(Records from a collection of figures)
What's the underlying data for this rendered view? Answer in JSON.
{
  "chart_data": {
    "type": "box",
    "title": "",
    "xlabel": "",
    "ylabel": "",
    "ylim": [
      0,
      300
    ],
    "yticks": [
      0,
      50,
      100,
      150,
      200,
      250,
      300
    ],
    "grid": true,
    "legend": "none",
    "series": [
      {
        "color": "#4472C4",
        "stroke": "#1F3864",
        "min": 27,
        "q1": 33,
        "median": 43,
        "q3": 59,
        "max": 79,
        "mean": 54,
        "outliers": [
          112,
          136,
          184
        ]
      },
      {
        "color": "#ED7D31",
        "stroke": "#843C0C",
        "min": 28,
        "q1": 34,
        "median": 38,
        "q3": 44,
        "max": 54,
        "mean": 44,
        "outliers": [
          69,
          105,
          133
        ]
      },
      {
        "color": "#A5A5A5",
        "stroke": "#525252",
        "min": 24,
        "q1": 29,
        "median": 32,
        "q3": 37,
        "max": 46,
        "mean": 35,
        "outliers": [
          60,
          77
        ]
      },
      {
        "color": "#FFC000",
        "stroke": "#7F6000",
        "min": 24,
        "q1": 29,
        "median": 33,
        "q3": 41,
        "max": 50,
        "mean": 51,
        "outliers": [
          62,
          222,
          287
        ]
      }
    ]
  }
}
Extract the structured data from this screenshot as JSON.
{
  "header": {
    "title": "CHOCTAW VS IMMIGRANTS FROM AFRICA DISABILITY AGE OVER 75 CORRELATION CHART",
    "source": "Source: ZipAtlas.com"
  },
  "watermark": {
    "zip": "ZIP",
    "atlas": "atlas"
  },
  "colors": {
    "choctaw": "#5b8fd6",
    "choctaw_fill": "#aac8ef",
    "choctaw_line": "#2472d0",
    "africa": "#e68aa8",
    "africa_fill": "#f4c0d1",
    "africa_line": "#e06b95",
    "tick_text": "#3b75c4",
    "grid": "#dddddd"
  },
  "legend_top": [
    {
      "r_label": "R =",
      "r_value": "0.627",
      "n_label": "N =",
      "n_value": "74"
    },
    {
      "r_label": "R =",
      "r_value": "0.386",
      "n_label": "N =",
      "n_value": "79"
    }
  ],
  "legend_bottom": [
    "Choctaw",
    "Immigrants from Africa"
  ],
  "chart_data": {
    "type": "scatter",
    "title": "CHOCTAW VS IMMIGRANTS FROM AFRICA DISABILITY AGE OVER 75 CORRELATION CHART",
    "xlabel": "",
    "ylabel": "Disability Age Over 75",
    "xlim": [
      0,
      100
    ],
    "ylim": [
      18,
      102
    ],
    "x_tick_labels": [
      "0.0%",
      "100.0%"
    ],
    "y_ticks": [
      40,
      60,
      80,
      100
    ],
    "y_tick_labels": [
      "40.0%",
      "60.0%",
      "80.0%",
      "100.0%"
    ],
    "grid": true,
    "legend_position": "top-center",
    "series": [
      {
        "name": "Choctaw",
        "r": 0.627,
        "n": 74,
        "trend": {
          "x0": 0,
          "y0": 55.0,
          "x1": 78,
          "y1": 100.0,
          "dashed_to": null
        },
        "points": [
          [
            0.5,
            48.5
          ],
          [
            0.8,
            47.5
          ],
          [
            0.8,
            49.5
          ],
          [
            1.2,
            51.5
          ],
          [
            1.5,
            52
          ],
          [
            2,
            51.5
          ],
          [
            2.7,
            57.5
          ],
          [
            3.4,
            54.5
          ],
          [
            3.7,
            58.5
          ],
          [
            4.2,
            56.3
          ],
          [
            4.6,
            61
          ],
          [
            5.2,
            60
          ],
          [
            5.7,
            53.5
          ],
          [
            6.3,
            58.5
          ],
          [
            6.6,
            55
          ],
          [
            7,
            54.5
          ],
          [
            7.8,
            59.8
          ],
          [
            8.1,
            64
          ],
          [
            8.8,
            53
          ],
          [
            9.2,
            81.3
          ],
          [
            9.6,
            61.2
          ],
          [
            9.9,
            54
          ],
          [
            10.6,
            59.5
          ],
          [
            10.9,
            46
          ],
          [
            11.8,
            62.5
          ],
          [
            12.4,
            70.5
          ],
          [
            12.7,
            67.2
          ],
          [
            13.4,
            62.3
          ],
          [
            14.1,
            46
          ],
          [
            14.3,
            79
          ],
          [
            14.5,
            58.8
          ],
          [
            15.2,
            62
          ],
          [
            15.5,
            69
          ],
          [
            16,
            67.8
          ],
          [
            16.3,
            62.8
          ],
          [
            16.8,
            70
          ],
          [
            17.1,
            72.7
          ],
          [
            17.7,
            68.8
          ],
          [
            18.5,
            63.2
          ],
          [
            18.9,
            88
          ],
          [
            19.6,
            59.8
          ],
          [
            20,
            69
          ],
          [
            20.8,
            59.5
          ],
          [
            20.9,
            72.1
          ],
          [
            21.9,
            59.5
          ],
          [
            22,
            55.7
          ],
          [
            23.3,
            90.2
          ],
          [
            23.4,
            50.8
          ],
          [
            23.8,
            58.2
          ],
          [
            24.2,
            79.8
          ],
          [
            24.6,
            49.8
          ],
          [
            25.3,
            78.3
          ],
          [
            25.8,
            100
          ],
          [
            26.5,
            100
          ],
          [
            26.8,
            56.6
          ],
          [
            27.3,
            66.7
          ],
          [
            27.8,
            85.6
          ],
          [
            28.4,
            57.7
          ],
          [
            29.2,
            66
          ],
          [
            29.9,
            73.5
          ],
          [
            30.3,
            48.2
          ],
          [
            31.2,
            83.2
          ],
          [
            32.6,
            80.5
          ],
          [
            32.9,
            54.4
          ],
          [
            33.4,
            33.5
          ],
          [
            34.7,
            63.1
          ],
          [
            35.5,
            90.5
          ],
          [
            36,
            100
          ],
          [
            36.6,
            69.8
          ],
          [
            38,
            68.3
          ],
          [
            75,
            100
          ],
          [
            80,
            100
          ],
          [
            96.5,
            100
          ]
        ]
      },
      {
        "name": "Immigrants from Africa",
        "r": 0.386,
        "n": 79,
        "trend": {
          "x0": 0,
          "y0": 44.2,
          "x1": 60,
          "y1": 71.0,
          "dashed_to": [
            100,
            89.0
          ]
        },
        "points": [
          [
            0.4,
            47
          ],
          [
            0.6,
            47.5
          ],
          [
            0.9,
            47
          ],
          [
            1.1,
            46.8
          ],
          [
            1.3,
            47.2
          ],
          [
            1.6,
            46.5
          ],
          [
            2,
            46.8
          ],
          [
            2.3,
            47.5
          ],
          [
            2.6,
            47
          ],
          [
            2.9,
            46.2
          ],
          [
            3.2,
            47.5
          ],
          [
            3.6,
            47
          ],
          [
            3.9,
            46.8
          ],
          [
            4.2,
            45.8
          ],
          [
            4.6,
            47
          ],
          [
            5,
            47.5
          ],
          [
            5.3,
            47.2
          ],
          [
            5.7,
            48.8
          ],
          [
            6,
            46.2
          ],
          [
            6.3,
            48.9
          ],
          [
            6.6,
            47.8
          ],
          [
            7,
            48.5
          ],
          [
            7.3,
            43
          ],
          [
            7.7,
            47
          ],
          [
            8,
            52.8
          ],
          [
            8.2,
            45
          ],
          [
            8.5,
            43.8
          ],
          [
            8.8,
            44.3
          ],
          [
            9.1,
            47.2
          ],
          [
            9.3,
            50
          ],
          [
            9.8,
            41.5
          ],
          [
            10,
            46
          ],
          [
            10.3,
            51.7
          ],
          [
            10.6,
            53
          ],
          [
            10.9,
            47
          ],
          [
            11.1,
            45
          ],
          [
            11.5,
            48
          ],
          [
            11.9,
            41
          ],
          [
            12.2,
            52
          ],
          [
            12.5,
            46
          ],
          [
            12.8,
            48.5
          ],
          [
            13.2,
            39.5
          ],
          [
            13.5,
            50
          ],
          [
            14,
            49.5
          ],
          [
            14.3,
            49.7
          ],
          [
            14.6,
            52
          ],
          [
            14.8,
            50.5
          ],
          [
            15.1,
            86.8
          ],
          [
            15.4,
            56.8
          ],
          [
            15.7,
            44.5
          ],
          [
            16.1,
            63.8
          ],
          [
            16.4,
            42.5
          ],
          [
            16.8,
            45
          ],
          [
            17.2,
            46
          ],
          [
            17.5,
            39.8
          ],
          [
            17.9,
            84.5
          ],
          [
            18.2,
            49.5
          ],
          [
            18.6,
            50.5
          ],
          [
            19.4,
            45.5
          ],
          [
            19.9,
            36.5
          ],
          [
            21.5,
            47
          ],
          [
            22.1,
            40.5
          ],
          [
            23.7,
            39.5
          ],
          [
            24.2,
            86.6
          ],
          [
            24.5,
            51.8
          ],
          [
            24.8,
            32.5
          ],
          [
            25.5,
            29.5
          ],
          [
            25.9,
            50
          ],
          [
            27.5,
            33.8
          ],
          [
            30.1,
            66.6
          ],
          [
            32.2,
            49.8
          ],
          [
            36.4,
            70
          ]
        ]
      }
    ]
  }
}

■ Exercise
Within the listing above, copy each line that has the string "name".

■ Answer below
        "name": "Choctaw",
        "name": "Immigrants from Africa",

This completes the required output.